*** TEXTE PROPOSÉ

Ascalon, asservie tour à tour par David et Salomon, par les Assyriens et successivement par les Perses, les Grecs, les Romains se trouva être le ville natale d’Hérode Le Grand qui la dota, l’embellit et l’installa dans la paix. Conquise depuis le début de l’Hégire par les musulmans, la voisine de Gaza, la « Fiancée de la Syrie », ne céda aux Croisés qu’après cinquante ans de combats, d’escarmouches et de sièges. Près de ses murs, en 1099, Godefroy de Bouillon avait remporté une héroïque victoire sur une armée égyptienne bien supérieure en nombre, qui avait inspiré à Jean-Baptiste Rousseau ces vers :
La Palestine enfin, après tant de ravages,
Vit fuir ses ennemis, comme on voit les nuages
Dans le vague des airs fuir devant l’Aquilon ;
Et des vents du Midi la dévorante haleine
N’a consumé qu’à peine
Leurs ossements blanchis dans les champs d’Ascalon.
Salomon, Alexandre, Hérode, Abu Bakr, Godefroy de Bouillon, Saladin, Baudouin III, Guy de Lusignan, Richard Cœur de Lion, Bonaparte…De l’Histoire, prise dans la perspective écrasée du zoom du temps, ne semble plus émerger qu’une litanie de noms de rois bibliques, de chevaliers, de seigneurs de guerre. Gaza et ses voisines ont été par leur position des places fortes à conquérir, des châteaux assiégés, des résistances alternativement durables, soutenues ou vaincues, exterminées ou vendues en otage et sa plaine côtière, passage vers l’Egypte, a été propice au déploiement de grandes cavaleries.

******

→ **QUESTIONS D'ÉTUDE**
A. Recopiez le passage du texte sur Ascalon qui commence à « Ascalon, asservie tour » et se termine à « les champs d’Ascalon. ».
B. Les affirmations suivantes sont-elles conformes au texte sur Ascalon ? Répondez par oui ou par non et citez les mots décisifs du texte.
(i) Godefroy de Bouillon a vaincu une armée égyptienne près d'Ascalon en 1099.
(ii) Ascalon a cédé aux Croisés après dix ans de combats.
(iii) Les vers cités sont de Jean-Baptiste Rousseau.
C. Reprenez le texte sur Ascalon là où il s'arrête et poursuivez-le.

*** CONTENU PRÉSENTÉ

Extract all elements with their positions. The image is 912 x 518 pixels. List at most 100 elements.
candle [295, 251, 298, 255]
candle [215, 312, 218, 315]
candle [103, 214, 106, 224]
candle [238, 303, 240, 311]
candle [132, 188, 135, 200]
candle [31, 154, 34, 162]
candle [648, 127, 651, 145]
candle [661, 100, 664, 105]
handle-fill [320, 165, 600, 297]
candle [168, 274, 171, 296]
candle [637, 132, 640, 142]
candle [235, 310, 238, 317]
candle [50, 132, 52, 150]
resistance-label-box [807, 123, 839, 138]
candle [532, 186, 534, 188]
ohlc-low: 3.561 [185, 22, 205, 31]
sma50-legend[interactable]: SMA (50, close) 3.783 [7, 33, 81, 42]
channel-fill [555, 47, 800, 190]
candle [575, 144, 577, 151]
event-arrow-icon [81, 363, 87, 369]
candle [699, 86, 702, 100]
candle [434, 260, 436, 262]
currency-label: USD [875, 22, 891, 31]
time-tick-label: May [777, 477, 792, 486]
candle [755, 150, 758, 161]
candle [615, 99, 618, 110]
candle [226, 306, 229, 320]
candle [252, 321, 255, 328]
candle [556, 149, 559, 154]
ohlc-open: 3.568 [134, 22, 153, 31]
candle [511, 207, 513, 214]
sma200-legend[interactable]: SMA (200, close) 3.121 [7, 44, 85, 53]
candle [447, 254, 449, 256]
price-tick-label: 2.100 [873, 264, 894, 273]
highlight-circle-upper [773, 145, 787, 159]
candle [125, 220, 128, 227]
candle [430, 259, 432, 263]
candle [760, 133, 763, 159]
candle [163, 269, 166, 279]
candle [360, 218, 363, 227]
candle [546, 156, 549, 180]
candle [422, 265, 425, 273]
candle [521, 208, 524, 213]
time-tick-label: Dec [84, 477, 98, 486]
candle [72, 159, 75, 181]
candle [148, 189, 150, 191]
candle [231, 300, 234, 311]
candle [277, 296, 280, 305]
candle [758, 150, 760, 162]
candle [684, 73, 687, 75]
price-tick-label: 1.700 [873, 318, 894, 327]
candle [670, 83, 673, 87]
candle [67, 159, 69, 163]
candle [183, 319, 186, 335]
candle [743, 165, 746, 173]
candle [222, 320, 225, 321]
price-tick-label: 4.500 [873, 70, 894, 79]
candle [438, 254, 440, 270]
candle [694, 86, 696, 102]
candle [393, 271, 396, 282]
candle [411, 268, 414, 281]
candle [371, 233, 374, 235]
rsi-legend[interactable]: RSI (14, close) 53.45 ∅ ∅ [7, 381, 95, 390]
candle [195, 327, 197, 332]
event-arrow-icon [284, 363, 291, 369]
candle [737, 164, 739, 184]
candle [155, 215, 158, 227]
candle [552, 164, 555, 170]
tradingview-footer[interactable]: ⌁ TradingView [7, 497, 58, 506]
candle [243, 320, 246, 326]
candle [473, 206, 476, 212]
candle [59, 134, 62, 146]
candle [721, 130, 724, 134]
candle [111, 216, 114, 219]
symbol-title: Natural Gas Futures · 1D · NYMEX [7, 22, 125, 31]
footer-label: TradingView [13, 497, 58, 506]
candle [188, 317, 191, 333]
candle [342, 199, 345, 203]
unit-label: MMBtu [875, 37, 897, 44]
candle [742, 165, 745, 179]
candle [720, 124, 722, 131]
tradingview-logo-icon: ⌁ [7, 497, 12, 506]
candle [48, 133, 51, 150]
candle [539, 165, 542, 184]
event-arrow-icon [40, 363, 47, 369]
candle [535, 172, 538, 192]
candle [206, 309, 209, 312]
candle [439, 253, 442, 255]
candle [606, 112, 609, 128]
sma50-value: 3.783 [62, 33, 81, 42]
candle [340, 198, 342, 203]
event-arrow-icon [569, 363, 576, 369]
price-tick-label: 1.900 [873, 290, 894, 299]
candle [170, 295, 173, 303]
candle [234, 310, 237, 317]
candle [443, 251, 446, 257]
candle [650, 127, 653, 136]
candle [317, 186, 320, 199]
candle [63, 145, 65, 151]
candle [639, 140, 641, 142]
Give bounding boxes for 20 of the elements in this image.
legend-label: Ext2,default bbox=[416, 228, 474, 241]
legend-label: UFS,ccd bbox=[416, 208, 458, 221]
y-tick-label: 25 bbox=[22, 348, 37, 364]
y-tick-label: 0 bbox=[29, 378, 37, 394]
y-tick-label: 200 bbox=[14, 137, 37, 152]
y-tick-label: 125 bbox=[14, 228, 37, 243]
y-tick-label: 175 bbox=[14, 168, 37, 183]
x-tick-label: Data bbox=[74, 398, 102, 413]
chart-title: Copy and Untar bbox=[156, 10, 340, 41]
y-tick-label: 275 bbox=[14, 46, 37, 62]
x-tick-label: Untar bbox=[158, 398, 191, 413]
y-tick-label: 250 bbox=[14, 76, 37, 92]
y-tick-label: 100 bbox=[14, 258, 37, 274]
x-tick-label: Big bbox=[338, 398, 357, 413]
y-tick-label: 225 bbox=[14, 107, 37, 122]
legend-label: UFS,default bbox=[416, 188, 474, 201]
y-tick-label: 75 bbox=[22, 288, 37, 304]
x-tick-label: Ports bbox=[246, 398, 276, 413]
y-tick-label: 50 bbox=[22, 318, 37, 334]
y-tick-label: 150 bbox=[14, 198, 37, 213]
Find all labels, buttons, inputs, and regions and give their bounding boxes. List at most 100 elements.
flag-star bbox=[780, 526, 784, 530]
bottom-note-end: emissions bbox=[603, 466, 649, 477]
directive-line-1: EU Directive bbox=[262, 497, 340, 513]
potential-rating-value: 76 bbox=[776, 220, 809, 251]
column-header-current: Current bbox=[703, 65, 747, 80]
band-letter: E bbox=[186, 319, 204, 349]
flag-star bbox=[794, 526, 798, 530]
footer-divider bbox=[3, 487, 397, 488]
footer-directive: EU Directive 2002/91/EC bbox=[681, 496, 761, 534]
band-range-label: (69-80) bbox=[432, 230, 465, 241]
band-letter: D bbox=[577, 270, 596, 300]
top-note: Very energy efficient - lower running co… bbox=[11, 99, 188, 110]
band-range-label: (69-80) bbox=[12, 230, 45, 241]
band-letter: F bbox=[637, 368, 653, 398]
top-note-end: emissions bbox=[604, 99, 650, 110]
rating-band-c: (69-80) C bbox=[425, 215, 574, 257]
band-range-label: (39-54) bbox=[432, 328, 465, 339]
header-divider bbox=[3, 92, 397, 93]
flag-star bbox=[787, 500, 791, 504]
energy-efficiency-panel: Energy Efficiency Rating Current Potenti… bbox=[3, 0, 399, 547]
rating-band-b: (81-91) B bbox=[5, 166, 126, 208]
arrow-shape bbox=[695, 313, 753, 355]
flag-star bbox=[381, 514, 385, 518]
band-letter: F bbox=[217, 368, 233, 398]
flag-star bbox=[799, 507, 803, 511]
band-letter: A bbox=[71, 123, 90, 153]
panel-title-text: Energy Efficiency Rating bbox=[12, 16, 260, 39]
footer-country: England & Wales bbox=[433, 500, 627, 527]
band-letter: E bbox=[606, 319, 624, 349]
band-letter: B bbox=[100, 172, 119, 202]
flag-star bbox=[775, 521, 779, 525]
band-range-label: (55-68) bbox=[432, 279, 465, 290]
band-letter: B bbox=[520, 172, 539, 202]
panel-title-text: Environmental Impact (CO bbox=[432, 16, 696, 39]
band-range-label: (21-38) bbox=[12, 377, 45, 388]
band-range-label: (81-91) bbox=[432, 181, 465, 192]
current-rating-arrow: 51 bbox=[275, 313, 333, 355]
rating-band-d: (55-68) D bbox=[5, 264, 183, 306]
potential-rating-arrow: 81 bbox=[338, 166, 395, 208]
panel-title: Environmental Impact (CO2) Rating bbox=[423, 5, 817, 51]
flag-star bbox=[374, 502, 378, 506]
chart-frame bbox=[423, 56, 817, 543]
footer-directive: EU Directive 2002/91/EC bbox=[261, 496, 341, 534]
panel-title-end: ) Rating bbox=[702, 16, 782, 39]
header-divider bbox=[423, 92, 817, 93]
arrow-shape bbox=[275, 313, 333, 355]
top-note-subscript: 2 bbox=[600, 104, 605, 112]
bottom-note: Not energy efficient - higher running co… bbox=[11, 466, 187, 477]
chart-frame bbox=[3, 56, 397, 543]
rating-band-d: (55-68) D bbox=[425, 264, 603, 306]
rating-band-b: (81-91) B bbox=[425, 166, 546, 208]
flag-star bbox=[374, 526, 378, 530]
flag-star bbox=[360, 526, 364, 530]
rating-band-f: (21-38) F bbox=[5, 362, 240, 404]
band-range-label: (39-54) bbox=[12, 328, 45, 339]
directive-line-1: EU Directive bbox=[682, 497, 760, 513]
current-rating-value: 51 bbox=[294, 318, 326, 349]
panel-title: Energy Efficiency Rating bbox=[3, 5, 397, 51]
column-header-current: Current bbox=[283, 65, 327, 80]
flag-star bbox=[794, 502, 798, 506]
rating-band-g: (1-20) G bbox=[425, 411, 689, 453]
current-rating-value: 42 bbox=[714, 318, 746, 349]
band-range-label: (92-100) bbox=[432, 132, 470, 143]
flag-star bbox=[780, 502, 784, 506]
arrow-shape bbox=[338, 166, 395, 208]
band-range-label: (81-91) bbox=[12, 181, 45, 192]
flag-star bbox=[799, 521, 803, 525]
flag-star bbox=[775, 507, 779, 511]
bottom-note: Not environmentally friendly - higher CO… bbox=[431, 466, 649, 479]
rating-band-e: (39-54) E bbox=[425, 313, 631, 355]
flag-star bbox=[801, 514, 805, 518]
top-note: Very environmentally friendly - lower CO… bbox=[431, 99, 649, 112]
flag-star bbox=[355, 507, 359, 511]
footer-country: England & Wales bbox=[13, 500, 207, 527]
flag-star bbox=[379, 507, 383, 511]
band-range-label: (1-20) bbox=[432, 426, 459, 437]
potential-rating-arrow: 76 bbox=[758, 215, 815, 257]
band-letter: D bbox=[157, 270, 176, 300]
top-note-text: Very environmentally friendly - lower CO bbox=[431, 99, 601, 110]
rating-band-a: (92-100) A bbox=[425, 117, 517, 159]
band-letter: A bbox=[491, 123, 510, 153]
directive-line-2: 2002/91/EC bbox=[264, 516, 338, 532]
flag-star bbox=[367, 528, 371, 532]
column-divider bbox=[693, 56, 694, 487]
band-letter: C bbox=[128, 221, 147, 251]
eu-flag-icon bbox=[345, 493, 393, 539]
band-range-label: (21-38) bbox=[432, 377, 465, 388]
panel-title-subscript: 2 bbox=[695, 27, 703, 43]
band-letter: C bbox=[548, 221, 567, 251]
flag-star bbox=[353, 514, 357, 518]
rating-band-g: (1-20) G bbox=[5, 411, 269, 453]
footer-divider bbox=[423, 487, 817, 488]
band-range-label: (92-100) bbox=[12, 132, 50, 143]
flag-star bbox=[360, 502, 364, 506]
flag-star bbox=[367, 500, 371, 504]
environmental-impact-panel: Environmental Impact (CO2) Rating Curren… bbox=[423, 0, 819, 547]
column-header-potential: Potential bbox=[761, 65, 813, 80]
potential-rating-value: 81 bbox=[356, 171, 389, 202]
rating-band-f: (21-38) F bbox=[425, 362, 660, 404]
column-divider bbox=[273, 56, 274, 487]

******

→ **RÉPONSES PAR POINT**
A.
Ascalon, asservie tour à tour par David et Salomon, par les Assyriens et successivement par les Perses, les Grecs, les Romains se trouva être le ville natale d’Hérode Le Grand qui la dota, l’embellit et l’installa dans la paix. Conquise depuis le début de l’Hégire par les musulmans, la voisine de Gaza, la « Fiancée de la Syrie », ne céda aux Croisés qu’après cinquante ans de combats, d’escarmouches et de sièges. Près de ses murs, en 1099, Godefroy de Bouillon avait remporté une héroïque victoire sur une armée égyptienne bien supérieure en nombre, qui avait inspiré à Jean-Baptiste Rousseau ces vers :
La Palestine enfin, après tant de ravages,
Vit fuir ses ennemis, comme on voit les nuages
Dans le vague des airs fuir devant l’Aquilon ;
Et des vents du Midi la dévorante haleine
N’a consumé qu’à peine
Leurs ossements blanchis dans les champs d’Ascalon.

B.
(i) Oui : « Près de ses murs, en 1099, Godefroy de Bouillon avait remporté une héroïque victoire sur une armée égyptienne bien supérieure en nombre ».
(ii) Non : « ne céda aux Croisés qu’après cinquante ans de combats, d’escarmouches et de sièges ».
(iii) Oui : « qui avait inspiré à Jean-Baptiste Rousseau ces vers ».

C.
C’est un destin géographique, somme toute partagé par la moindre éminence fortifiée qui se soit trouvée sur le chemin des exodes bibliques, des armées d’Alexandre, de l’expansion romaine, de la Guerre Sainte, des Croisades. Mais ici, c’est aussi le nombril même de notre Monde, entre Babylone, l’Egypte, la Grèce, vers lequel nos regards (nos prières ?) sont encore tournés. Ici l’Histoire ne rend pas tellement compte (les historiens et les archéologues y parviennent parfois, d’une voix qui a du mal à se faire entendre) des longs siècles de paix, d’agriculture, de patiente irrigation, d’oliviers et de blé et qui ont dessiné le paysage.
On ignore encore qui étaient les Philistins, on croit savoir qu’ils venaient d‘ailleurs, Peuples de la Mer, Crétois, Grecs d’Epire ? et que leur langue a pu appartenir au groupe indo-européen. Les traces archéologiques s’emmêlent au contact prolongé du monde sémitique dont elles admettent des éléments, des inclusions qui semblent attester de l’évolution des échanges vers l’acculturation, la ressemblance. Il n’échappe à personne, encore moins au Moyen-Orient où l’étymologie est plus limpide, que ces premiers habitants ont donné leur nom à la Palestine, depuis cette bande côtière (de la même manière et dans les mêmes proportions, que les Basques aujourd’hui repliés dans les Pyrénées, donnèrent le leur à la Gascogne).
On ne saurait tirer d’autre filiation (et personne n’y songe) que toponymique, d’un peuple resté inconnu, aux origines aussi lointaines. En revanche les lieux peuvent transmettre des attachements ou faire perdurer des sentiments identitaires qui font que successivement, que l’on soit Egyptien, Macédonien, Romain, Turc ou Angevin à Gaza, l’on se sente Philistin.
Par un malheureux raccourci de l’histoire contemporaine, voilà que Gaza et sa plaine, redevenus un fort assiégé, un réduit à pacifier, un passage à contrôler ont retrouvé, pour combien de temps, la geste guerrière et fatale de l’ancienne principauté trop disputée.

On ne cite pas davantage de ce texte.